==== DATA FOR THE TASK

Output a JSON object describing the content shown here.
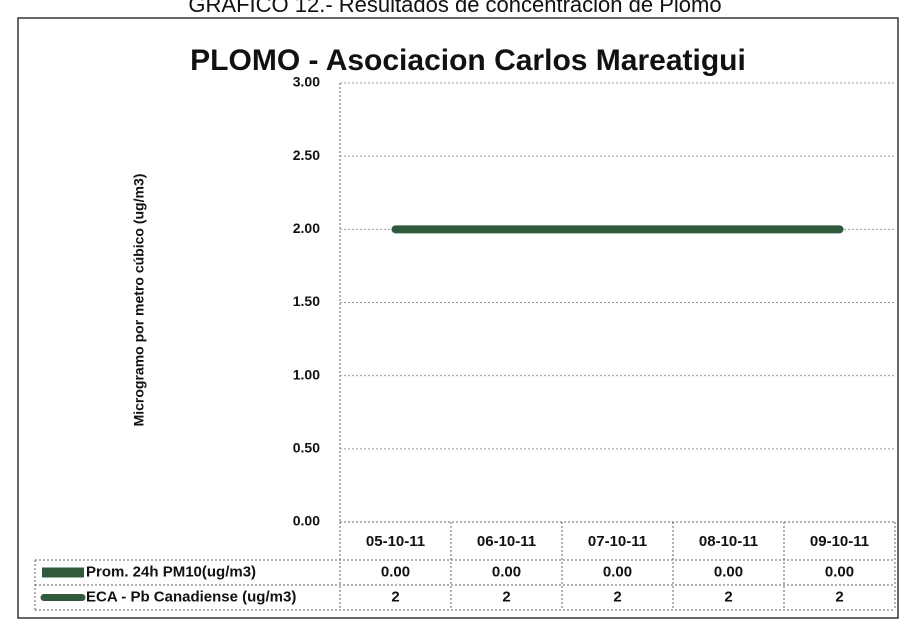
{
  "caption": "GRAFICO 12.- Resultados de concentracion de Plomo",
  "chart_data": {
    "type": "bar",
    "title": "PLOMO - Asociacion Carlos Mareatigui",
    "y_label": "Microgramo por metro cúbico (ug/m3)",
    "categories": [
      "05-10-11",
      "06-10-11",
      "07-10-11",
      "08-10-11",
      "09-10-11"
    ],
    "series": [
      {
        "name": "Prom. 24h PM10(ug/m3)",
        "type": "bar",
        "color": "#2f5b3c",
        "values": [
          0,
          0,
          0,
          0,
          0
        ],
        "value_labels": [
          "0.00",
          "0.00",
          "0.00",
          "0.00",
          "0.00"
        ]
      },
      {
        "name": "ECA - Pb Canadiense (ug/m3)",
        "type": "line",
        "color": "#2f5b3c",
        "values": [
          2,
          2,
          2,
          2,
          2
        ]
      }
    ],
    "ylim": [
      0,
      3
    ],
    "yticks": [
      {
        "value": 0,
        "label": "0.00"
      },
      {
        "value": 0.5,
        "label": "0.50"
      },
      {
        "value": 1,
        "label": "1.00"
      },
      {
        "value": 1.5,
        "label": "1.50"
      },
      {
        "value": 2,
        "label": "2.00"
      },
      {
        "value": 2.5,
        "label": "2.50"
      },
      {
        "value": 3,
        "label": "3.00"
      }
    ],
    "grid": true
  }
}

========

## DIRECTIVE
Determine how many lines contain the word "name" and reply with that number alone.

## REPLY TO THE TASK
2